SUPPLIED MATERIAL start

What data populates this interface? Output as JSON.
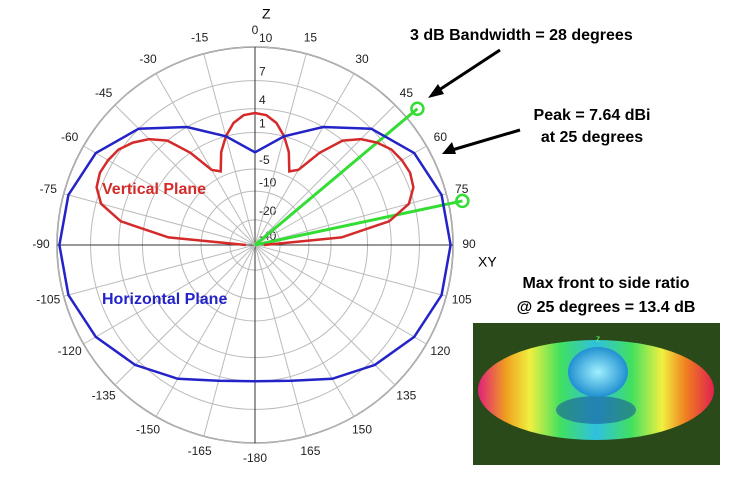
{
  "chart_data": {
    "type": "polar-line",
    "rlim": [
      -40,
      10
    ],
    "rticks": [
      10,
      7,
      4,
      1,
      -5,
      -10,
      -20,
      -40
    ],
    "angle_ticks": [
      0,
      15,
      30,
      45,
      60,
      75,
      90,
      105,
      120,
      135,
      150,
      165,
      -180,
      -165,
      -150,
      -135,
      -120,
      -105,
      -90,
      -75,
      -60,
      -45,
      -30,
      -15
    ],
    "axis_labels": {
      "zenith": "Z",
      "horizon": "XY"
    },
    "grid": true,
    "series": [
      {
        "name": "Vertical Plane",
        "color": "#d42a2a",
        "x": [
          -90,
          -85,
          -80,
          -75,
          -70,
          -65,
          -60,
          -55,
          -50,
          -45,
          -40,
          -35,
          -30,
          -25,
          -20,
          -15,
          -10,
          -5,
          0,
          5,
          10,
          15,
          20,
          25,
          30,
          35,
          40,
          45,
          50,
          55,
          60,
          65,
          70,
          75,
          80,
          85,
          90
        ],
        "values": [
          -30,
          -3,
          4,
          6.5,
          7.4,
          7.64,
          7.5,
          7.2,
          6.5,
          5.5,
          4,
          1,
          -3,
          -4,
          -1,
          1,
          2.5,
          3.3,
          3.5,
          3.3,
          2.5,
          1,
          -1,
          -4,
          -3,
          1,
          4,
          5.5,
          6.5,
          7.2,
          7.5,
          7.64,
          7.4,
          6.5,
          4,
          -3,
          -30
        ]
      },
      {
        "name": "Horizontal Plane",
        "color": "#2323c8",
        "x": [
          -180,
          -165,
          -150,
          -135,
          -120,
          -105,
          -90,
          -75,
          -60,
          -45,
          -30,
          -15,
          0,
          15,
          30,
          45,
          60,
          75,
          90,
          105,
          120,
          135,
          150,
          165,
          180
        ],
        "values": [
          4,
          4.5,
          6,
          7.5,
          8.8,
          9.6,
          9.8,
          9.6,
          8.8,
          7,
          4,
          1,
          -2,
          1,
          4,
          7,
          8.8,
          9.6,
          9.8,
          9.6,
          8.8,
          7.5,
          6,
          4.5,
          4
        ]
      }
    ],
    "bandwidth_angles": [
      50,
      78
    ],
    "annotations": [
      "3 dB Bandwidth = 28 degrees",
      "Peak = 7.64 dBi",
      "at 25 degrees",
      "Max front to side ratio",
      "@ 25 degrees = 13.4 dB"
    ]
  }
}
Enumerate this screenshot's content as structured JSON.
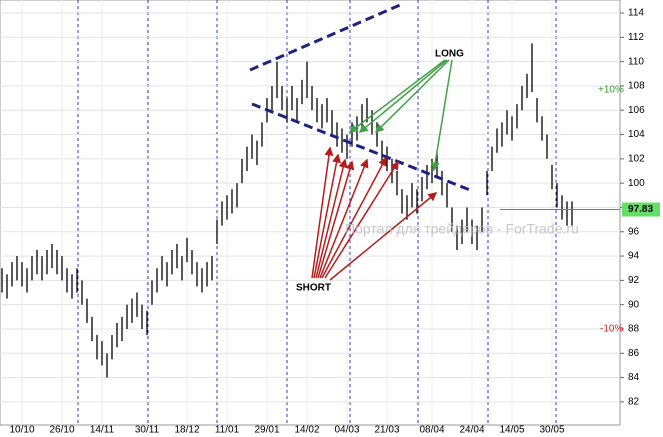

SUPPLIED MATERIAL end

Copy the listing exactly. Any image in it stays out of the copy.

*EXERCISE RESPONSE:*
What data populates this interface? Output as JSON.
{
  "chart_data": {
    "type": "polar-line",
    "rlim": [
      -40,
      10
    ],
    "rticks": [
      10,
      7,
      4,
      1,
      -5,
      -10,
      -20,
      -40
    ],
    "angle_ticks": [
      0,
      15,
      30,
      45,
      60,
      75,
      90,
      105,
      120,
      135,
      150,
      165,
      -180,
      -165,
      -150,
      -135,
      -120,
      -105,
      -90,
      -75,
      -60,
      -45,
      -30,
      -15
    ],
    "axis_labels": {
      "zenith": "Z",
      "horizon": "XY"
    },
    "grid": true,
    "series": [
      {
        "name": "Vertical Plane",
        "color": "#d42a2a",
        "x": [
          -90,
          -85,
          -80,
          -75,
          -70,
          -65,
          -60,
          -55,
          -50,
          -45,
          -40,
          -35,
          -30,
          -25,
          -20,
          -15,
          -10,
          -5,
          0,
          5,
          10,
          15,
          20,
          25,
          30,
          35,
          40,
          45,
          50,
          55,
          60,
          65,
          70,
          75,
          80,
          85,
          90
        ],
        "values": [
          -30,
          -3,
          4,
          6.5,
          7.4,
          7.64,
          7.5,
          7.2,
          6.5,
          5.5,
          4,
          1,
          -3,
          -4,
          -1,
          1,
          2.5,
          3.3,
          3.5,
          3.3,
          2.5,
          1,
          -1,
          -4,
          -3,
          1,
          4,
          5.5,
          6.5,
          7.2,
          7.5,
          7.64,
          7.4,
          6.5,
          4,
          -3,
          -30
        ]
      },
      {
        "name": "Horizontal Plane",
        "color": "#2323c8",
        "x": [
          -180,
          -165,
          -150,
          -135,
          -120,
          -105,
          -90,
          -75,
          -60,
          -45,
          -30,
          -15,
          0,
          15,
          30,
          45,
          60,
          75,
          90,
          105,
          120,
          135,
          150,
          165,
          180
        ],
        "values": [
          4,
          4.5,
          6,
          7.5,
          8.8,
          9.6,
          9.8,
          9.6,
          8.8,
          7,
          4,
          1,
          -2,
          1,
          4,
          7,
          8.8,
          9.6,
          9.8,
          9.6,
          8.8,
          7.5,
          6,
          4.5,
          4
        ]
      }
    ],
    "bandwidth_angles": [
      50,
      78
    ],
    "annotations": [
      "3 dB Bandwidth = 28 degrees",
      "Peak = 7.64 dBi",
      "at 25 degrees",
      "Max front to side ratio",
      "@ 25 degrees = 13.4 dB"
    ]
  }
}
Enumerate this screenshot's content as structured JSON.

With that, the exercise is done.